WHAT NEEDS TO BE DONE: Please switch "info-box" to "callout-box" in the items from the first line through the line containing "520, 1598, 536]", and write those lines out again with nothing else changed.

[Items from a data source]

━━━━━━━━

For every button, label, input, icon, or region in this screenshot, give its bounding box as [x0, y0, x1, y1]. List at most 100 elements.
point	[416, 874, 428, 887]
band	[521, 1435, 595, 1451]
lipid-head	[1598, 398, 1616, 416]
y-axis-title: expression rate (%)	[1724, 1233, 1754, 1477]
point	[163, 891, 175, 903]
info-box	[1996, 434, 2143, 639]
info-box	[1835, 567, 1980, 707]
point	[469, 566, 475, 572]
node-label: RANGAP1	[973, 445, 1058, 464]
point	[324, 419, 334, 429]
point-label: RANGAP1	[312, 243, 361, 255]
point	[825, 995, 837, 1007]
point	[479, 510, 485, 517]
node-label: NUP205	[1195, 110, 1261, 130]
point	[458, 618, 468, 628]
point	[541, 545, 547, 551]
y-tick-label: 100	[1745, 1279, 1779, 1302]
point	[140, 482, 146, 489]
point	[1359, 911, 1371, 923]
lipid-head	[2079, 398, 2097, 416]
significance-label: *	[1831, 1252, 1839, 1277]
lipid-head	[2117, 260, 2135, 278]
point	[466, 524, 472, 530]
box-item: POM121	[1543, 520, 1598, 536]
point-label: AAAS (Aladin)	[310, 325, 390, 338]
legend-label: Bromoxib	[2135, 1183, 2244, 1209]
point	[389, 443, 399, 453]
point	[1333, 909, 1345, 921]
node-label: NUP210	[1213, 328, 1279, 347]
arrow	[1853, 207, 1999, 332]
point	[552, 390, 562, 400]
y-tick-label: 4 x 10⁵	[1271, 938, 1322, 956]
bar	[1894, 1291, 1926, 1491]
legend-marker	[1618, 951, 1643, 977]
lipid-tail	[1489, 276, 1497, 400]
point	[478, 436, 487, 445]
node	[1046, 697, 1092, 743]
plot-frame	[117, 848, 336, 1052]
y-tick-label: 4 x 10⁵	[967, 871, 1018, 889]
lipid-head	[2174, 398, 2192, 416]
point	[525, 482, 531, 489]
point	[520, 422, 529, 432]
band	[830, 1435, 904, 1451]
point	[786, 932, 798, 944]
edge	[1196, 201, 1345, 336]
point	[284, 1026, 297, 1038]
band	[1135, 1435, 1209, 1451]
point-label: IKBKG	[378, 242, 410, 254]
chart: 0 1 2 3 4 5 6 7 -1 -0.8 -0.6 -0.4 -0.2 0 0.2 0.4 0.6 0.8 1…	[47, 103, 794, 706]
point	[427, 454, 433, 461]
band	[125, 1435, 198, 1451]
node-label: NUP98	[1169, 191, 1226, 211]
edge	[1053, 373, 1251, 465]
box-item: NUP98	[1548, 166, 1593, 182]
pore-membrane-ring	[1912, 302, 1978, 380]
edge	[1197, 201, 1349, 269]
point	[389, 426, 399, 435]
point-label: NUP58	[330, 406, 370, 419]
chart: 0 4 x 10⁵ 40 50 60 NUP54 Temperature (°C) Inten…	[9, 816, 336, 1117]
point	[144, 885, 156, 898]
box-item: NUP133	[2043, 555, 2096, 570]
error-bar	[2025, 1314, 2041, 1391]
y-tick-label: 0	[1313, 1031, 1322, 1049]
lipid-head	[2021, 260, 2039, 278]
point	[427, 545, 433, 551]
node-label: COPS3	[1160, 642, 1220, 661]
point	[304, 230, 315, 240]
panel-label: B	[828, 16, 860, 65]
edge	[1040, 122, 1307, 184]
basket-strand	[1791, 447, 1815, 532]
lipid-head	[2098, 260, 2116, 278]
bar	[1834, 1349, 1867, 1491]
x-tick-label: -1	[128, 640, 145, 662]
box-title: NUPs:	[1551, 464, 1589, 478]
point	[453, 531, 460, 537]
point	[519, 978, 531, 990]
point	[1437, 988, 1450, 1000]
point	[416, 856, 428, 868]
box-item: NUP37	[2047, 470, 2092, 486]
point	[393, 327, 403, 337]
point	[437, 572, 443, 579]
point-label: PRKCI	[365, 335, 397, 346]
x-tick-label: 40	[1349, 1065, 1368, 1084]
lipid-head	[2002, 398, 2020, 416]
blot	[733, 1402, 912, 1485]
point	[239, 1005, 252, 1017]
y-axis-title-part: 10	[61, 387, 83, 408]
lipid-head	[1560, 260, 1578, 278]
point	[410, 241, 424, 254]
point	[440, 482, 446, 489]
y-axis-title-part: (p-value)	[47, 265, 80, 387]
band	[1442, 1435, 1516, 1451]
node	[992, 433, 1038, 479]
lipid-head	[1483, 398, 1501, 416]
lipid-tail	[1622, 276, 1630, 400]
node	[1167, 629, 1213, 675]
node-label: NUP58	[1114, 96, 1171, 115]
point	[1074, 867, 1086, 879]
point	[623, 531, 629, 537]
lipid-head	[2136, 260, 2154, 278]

━━━━━━━━

TASK RESULT:
For every button, label, input, icon, or region in this screenshot, give its bounding box as [x0, y0, x1, y1]. List at most 100 elements.
point	[416, 874, 428, 887]
band	[521, 1435, 595, 1451]
lipid-head	[1598, 398, 1616, 416]
y-axis-title: expression rate (%)	[1724, 1233, 1754, 1477]
point	[163, 891, 175, 903]
callout-box	[1996, 434, 2143, 639]
callout-box	[1835, 567, 1980, 707]
point	[469, 566, 475, 572]
node-label: RANGAP1	[973, 445, 1058, 464]
point	[324, 419, 334, 429]
point-label: RANGAP1	[312, 243, 361, 255]
point	[825, 995, 837, 1007]
point	[479, 510, 485, 517]
node-label: NUP205	[1195, 110, 1261, 130]
point	[458, 618, 468, 628]
point	[541, 545, 547, 551]
y-tick-label: 100	[1745, 1279, 1779, 1302]
point	[140, 482, 146, 489]
point	[1359, 911, 1371, 923]
lipid-head	[2079, 398, 2097, 416]
significance-label: *	[1831, 1252, 1839, 1277]
lipid-head	[2117, 260, 2135, 278]
point	[466, 524, 472, 530]
box-item: POM121	[1543, 520, 1598, 536]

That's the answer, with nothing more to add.